(What to do): Return each line of the items below that contains the string "button".

(Stored data):
#####

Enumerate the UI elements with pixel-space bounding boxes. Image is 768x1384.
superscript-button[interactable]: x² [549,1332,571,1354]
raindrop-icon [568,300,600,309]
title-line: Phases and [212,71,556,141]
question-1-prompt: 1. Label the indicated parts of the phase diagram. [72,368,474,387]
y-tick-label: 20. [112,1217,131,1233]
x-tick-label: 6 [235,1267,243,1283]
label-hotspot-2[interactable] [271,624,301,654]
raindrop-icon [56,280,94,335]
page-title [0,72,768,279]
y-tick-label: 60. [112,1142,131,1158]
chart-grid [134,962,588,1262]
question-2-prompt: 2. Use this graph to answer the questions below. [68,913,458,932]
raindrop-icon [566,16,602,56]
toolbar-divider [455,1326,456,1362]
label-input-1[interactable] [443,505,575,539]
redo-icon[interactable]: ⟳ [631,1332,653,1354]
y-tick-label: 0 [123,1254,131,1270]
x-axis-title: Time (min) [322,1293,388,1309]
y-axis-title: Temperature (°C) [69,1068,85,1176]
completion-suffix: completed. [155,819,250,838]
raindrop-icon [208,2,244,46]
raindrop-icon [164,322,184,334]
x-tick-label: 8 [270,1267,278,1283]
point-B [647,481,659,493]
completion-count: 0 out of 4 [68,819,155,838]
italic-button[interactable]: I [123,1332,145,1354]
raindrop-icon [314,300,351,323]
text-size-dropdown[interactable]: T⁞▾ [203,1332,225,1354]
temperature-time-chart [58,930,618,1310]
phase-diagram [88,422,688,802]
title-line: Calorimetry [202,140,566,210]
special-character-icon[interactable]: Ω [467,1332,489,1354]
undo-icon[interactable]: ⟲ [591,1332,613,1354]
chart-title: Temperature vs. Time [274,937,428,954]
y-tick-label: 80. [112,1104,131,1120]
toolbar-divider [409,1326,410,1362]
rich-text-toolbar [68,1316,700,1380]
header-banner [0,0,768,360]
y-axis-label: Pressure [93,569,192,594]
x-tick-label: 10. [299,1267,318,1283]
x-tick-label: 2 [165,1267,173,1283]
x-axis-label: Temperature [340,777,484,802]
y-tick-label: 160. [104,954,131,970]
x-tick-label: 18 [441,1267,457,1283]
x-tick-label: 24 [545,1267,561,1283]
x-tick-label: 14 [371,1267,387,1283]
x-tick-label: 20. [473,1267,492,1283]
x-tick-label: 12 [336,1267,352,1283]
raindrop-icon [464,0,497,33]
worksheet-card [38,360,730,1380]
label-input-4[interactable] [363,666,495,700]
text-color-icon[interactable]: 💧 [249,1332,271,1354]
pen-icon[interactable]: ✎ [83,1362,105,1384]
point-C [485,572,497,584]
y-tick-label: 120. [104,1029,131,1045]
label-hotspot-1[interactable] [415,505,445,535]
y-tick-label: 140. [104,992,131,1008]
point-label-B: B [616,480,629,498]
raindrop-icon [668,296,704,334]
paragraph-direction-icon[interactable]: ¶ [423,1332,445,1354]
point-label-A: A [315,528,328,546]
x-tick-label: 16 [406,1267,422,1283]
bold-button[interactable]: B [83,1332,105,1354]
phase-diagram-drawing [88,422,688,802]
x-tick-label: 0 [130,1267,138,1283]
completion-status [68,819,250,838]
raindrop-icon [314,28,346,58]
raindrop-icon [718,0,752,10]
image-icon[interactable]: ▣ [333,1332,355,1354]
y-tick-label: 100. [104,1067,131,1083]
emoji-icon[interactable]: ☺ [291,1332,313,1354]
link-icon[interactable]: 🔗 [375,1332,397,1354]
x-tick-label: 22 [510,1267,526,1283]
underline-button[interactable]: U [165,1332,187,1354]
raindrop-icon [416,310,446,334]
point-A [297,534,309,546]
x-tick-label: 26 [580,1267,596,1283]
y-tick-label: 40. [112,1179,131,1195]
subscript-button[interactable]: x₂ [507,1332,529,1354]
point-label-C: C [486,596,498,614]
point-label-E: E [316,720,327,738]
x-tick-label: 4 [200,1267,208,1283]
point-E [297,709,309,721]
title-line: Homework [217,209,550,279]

#####

(Response to this exercise):
superscript-button[interactable]: x² [549,1332,571,1354]
italic-button[interactable]: I [123,1332,145,1354]
bold-button[interactable]: B [83,1332,105,1354]
underline-button[interactable]: U [165,1332,187,1354]
subscript-button[interactable]: x₂ [507,1332,529,1354]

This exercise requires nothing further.